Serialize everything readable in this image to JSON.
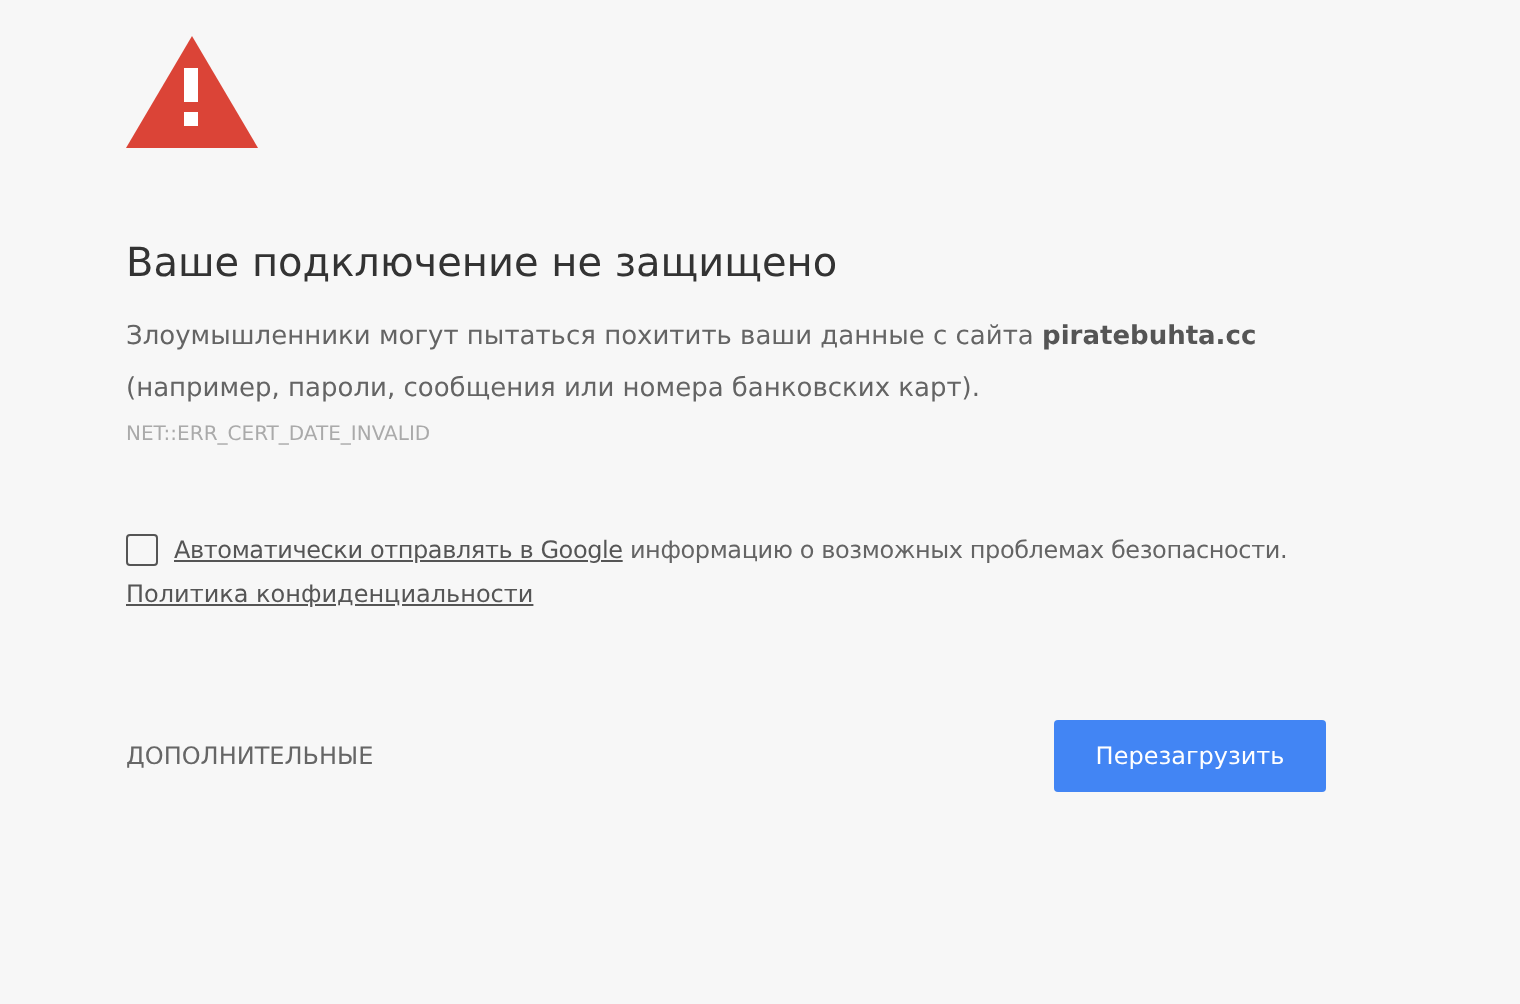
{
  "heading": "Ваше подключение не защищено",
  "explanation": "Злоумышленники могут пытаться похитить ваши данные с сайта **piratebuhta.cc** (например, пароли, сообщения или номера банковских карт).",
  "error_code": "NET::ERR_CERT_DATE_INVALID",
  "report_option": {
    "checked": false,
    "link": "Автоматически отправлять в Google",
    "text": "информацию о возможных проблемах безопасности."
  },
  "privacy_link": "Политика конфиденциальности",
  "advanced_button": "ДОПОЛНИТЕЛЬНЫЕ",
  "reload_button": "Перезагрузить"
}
━━━━━━━━━━━━━━━━
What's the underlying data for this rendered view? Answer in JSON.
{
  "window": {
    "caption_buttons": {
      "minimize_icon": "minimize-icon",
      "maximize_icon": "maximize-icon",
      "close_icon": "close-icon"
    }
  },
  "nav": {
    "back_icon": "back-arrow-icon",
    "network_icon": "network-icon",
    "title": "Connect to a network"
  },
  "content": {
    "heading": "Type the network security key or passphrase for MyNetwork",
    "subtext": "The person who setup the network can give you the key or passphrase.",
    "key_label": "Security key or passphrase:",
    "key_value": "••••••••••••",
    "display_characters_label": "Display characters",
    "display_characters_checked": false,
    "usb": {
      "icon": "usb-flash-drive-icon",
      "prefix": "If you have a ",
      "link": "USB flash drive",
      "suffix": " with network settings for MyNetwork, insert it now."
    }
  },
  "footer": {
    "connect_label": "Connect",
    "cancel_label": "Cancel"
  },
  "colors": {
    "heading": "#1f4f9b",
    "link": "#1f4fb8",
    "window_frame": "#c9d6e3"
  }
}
━━━━━━━━━━━━━━━━
*TASK BRIEF*: Of the lines in the material above, state how many contain the string "drive"; give no other text.

*RESPONSE*: 2